(WORK REQUIRED) Tally the lines in the records below that contain the string "scrollbar", matching case exactly, and report only the number.

(MATERIAL TO PROCESS)
┌────────
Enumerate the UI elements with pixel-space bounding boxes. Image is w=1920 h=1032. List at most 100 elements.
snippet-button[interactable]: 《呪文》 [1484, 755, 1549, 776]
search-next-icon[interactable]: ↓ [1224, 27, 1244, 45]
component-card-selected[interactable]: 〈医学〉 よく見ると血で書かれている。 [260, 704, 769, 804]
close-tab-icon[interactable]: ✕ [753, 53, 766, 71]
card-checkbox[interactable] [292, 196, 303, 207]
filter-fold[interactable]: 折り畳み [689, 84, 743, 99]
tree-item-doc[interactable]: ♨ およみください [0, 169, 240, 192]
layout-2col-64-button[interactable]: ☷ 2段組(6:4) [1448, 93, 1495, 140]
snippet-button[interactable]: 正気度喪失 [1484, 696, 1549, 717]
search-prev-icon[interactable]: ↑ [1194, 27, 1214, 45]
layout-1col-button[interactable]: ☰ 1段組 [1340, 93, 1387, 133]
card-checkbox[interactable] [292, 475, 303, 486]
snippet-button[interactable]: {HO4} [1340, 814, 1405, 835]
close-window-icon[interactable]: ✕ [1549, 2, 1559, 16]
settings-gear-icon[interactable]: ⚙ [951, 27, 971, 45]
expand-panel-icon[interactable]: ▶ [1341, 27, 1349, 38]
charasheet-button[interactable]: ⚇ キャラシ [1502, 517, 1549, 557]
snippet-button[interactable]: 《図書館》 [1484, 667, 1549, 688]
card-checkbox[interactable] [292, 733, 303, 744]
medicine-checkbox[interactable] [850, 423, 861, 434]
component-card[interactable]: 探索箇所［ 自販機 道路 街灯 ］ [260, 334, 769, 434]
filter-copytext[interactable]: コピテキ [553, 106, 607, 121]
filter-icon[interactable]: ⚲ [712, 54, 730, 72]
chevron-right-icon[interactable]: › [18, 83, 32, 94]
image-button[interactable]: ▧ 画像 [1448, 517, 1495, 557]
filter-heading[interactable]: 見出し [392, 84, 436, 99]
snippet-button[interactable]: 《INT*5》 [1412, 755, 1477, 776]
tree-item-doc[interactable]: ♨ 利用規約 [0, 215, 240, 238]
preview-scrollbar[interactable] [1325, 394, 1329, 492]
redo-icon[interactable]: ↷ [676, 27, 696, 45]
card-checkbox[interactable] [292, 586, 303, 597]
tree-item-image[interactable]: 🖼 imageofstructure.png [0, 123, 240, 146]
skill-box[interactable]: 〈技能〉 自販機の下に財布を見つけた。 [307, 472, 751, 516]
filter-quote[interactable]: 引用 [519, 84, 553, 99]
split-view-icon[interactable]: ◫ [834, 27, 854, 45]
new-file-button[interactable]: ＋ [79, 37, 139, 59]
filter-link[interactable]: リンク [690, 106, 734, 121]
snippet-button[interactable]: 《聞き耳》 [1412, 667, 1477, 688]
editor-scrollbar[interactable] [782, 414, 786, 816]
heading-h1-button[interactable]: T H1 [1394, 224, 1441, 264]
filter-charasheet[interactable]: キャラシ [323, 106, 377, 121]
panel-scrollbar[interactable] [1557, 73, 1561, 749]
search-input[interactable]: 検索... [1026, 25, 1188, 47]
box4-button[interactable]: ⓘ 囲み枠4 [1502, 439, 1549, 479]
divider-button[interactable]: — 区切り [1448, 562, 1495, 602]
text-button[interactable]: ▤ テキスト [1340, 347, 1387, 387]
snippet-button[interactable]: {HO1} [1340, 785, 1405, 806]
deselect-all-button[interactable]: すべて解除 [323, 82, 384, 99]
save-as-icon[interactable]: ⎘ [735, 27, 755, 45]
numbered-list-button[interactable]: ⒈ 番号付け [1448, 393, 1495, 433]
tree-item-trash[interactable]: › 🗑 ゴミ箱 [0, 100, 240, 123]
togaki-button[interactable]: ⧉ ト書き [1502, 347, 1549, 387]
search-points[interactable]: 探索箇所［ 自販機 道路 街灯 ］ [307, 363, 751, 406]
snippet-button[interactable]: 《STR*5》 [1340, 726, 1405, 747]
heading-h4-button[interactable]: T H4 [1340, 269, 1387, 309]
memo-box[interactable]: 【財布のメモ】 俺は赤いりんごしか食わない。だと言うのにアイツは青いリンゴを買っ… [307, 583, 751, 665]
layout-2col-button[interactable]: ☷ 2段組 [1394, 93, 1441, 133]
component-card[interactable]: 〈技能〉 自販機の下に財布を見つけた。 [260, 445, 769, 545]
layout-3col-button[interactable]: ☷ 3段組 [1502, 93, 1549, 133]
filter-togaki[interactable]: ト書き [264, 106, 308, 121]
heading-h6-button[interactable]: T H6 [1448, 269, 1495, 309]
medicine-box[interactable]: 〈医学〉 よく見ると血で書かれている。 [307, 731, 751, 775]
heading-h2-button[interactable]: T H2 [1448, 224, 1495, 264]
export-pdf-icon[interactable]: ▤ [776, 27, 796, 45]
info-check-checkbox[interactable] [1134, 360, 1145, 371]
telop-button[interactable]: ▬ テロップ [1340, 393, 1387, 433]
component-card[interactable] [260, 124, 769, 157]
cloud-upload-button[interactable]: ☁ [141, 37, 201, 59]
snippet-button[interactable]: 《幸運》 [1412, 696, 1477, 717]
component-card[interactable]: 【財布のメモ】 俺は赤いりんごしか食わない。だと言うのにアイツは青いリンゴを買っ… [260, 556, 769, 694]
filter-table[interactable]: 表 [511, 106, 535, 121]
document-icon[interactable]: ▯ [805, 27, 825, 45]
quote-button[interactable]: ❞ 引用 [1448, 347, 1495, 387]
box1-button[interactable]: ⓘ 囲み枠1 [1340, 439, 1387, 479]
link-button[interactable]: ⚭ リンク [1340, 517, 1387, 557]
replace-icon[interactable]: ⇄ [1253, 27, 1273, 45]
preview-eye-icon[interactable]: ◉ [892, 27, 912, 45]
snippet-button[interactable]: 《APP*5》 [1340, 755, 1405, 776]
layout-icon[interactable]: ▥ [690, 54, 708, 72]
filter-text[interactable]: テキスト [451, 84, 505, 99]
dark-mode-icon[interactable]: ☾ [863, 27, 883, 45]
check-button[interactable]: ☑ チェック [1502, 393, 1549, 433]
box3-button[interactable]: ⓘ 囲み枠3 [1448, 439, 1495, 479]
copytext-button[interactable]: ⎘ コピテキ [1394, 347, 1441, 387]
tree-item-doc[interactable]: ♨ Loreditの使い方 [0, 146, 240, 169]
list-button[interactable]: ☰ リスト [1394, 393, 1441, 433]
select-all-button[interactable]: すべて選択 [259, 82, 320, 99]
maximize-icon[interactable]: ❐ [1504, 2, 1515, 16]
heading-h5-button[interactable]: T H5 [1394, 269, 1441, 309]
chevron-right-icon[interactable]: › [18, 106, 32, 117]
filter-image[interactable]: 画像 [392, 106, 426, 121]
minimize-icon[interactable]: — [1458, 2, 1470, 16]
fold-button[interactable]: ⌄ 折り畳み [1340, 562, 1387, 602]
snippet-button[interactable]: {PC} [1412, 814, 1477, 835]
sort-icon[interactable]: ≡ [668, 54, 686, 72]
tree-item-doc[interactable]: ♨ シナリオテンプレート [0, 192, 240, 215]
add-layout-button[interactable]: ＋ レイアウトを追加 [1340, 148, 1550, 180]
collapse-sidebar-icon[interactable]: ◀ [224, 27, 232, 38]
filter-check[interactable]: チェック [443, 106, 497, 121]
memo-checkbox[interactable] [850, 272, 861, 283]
└────────
(RESULT OF THE EXERCISE) 3